All of the data needs to be repeated exactly.

Material for this exercise ::

· · · · · · ·

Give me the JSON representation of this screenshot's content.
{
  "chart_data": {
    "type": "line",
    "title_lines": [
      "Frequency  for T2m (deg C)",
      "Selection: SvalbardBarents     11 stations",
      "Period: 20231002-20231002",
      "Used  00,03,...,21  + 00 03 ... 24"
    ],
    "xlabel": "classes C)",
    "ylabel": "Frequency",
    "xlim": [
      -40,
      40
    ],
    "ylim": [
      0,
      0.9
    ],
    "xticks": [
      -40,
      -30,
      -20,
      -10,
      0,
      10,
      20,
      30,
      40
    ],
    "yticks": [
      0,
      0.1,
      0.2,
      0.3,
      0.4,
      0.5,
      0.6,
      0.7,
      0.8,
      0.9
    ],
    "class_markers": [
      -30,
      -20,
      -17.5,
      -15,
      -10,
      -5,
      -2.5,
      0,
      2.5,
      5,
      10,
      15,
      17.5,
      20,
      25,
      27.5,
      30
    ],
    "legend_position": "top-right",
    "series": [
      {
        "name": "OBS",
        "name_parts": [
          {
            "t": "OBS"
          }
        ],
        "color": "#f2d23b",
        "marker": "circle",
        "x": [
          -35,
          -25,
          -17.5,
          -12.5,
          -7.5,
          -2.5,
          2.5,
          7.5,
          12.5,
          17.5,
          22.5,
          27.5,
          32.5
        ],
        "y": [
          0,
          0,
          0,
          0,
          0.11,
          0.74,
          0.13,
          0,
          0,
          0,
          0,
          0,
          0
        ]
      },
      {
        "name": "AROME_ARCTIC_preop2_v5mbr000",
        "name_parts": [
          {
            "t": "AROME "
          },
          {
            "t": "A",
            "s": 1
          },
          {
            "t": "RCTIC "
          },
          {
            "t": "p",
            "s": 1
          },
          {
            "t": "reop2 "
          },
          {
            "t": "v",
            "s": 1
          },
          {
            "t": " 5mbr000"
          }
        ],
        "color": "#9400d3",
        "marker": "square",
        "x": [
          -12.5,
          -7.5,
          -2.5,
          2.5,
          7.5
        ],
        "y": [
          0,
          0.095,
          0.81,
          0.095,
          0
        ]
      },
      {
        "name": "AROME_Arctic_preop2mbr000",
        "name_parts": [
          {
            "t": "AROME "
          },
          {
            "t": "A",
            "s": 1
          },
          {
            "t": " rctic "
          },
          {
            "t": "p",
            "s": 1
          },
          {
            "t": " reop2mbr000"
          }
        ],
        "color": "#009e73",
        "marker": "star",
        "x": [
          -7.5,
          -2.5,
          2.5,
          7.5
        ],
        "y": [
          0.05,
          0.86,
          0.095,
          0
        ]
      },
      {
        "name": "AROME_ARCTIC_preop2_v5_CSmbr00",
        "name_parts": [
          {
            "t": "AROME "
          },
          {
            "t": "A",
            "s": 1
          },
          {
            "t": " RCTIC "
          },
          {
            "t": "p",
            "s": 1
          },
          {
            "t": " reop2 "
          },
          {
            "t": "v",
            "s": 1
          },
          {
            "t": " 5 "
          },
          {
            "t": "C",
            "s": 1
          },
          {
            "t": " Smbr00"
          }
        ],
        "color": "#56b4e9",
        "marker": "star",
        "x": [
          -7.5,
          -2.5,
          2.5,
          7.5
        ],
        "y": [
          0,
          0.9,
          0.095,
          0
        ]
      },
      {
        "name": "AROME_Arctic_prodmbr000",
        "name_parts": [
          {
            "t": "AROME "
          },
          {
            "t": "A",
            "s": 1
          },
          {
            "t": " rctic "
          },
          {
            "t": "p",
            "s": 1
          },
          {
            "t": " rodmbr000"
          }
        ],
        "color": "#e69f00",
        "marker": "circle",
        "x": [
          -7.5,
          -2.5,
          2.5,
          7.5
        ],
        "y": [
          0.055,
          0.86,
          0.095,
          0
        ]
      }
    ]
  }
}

· · · · · · ·

Response ::
Give me the JSON representation of this screenshot's content.
{
  "chart_data": {
    "type": "line",
    "title_lines": [
      "Frequency  for T2m (deg C)",
      "Selection: SvalbardBarents     11 stations",
      "Period: 20231002-20231002",
      "Used  00,03,...,21  + 00 03 ... 24"
    ],
    "xlabel": "classes C)",
    "ylabel": "Frequency",
    "xlim": [
      -40,
      40
    ],
    "ylim": [
      0,
      0.9
    ],
    "xticks": [
      -40,
      -30,
      -20,
      -10,
      0,
      10,
      20,
      30,
      40
    ],
    "yticks": [
      0,
      0.1,
      0.2,
      0.3,
      0.4,
      0.5,
      0.6,
      0.7,
      0.8,
      0.9
    ],
    "class_markers": [
      -30,
      -20,
      -17.5,
      -15,
      -10,
      -5,
      -2.5,
      0,
      2.5,
      5,
      10,
      15,
      17.5,
      20,
      25,
      27.5,
      30
    ],
    "legend_position": "top-right",
    "series": [
      {
        "name": "OBS",
        "name_parts": [
          {
            "t": "OBS"
          }
        ],
        "color": "#f2d23b",
        "marker": "circle",
        "x": [
          -35,
          -25,
          -17.5,
          -12.5,
          -7.5,
          -2.5,
          2.5,
          7.5,
          12.5,
          17.5,
          22.5,
          27.5,
          32.5
        ],
        "y": [
          0,
          0,
          0,
          0,
          0.11,
          0.74,
          0.13,
          0,
          0,
          0,
          0,
          0,
          0
        ]
      },
      {
        "name": "AROME_ARCTIC_preop2_v5mbr000",
        "name_parts": [
          {
            "t": "AROME "
          },
          {
            "t": "A",
            "s": 1
          },
          {
            "t": "RCTIC "
          },
          {
            "t": "p",
            "s": 1
          },
          {
            "t": "reop2 "
          },
          {
            "t": "v",
            "s": 1
          },
          {
            "t": " 5mbr000"
          }
        ],
        "color": "#9400d3",
        "marker": "square",
        "x": [
          -12.5,
          -7.5,
          -2.5,
          2.5,
          7.5
        ],
        "y": [
          0,
          0.095,
          0.81,
          0.095,
          0
        ]
      },
      {
        "name": "AROME_Arctic_preop2mbr000",
        "name_parts": [
          {
            "t": "AROME "
          },
          {
            "t": "A",
            "s": 1
          },
          {
            "t": " rctic "
          },
          {
            "t": "p",
            "s": 1
          },
          {
            "t": " reop2mbr000"
          }
        ],
        "color": "#009e73",
        "marker": "star",
        "x": [
          -7.5,
          -2.5,
          2.5,
          7.5
        ],
        "y": [
          0.05,
          0.86,
          0.095,
          0
        ]
      },
      {
        "name": "AROME_ARCTIC_preop2_v5_CSmbr00",
        "name_parts": [
          {
            "t": "AROME "
          },
          {
            "t": "A",
            "s": 1
          },
          {
            "t": " RCTIC "
          },
          {
            "t": "p",
            "s": 1
          },
          {
            "t": " reop2 "
          },
          {
            "t": "v",
            "s": 1
          },
          {
            "t": " 5 "
          },
          {
            "t": "C",
            "s": 1
          },
          {
            "t": " Smbr00"
          }
        ],
        "color": "#56b4e9",
        "marker": "star",
        "x": [
          -7.5,
          -2.5,
          2.5,
          7.5
        ],
        "y": [
          0,
          0.9,
          0.095,
          0
        ]
      },
      {
        "name": "AROME_Arctic_prodmbr000",
        "name_parts": [
          {
            "t": "AROME "
          },
          {
            "t": "A",
            "s": 1
          },
          {
            "t": " rctic "
          },
          {
            "t": "p",
            "s": 1
          },
          {
            "t": " rodmbr000"
          }
        ],
        "color": "#e69f00",
        "marker": "circle",
        "x": [
          -7.5,
          -2.5,
          2.5,
          7.5
        ],
        "y": [
          0.055,
          0.86,
          0.095,
          0
        ]
      }
    ]
  }
}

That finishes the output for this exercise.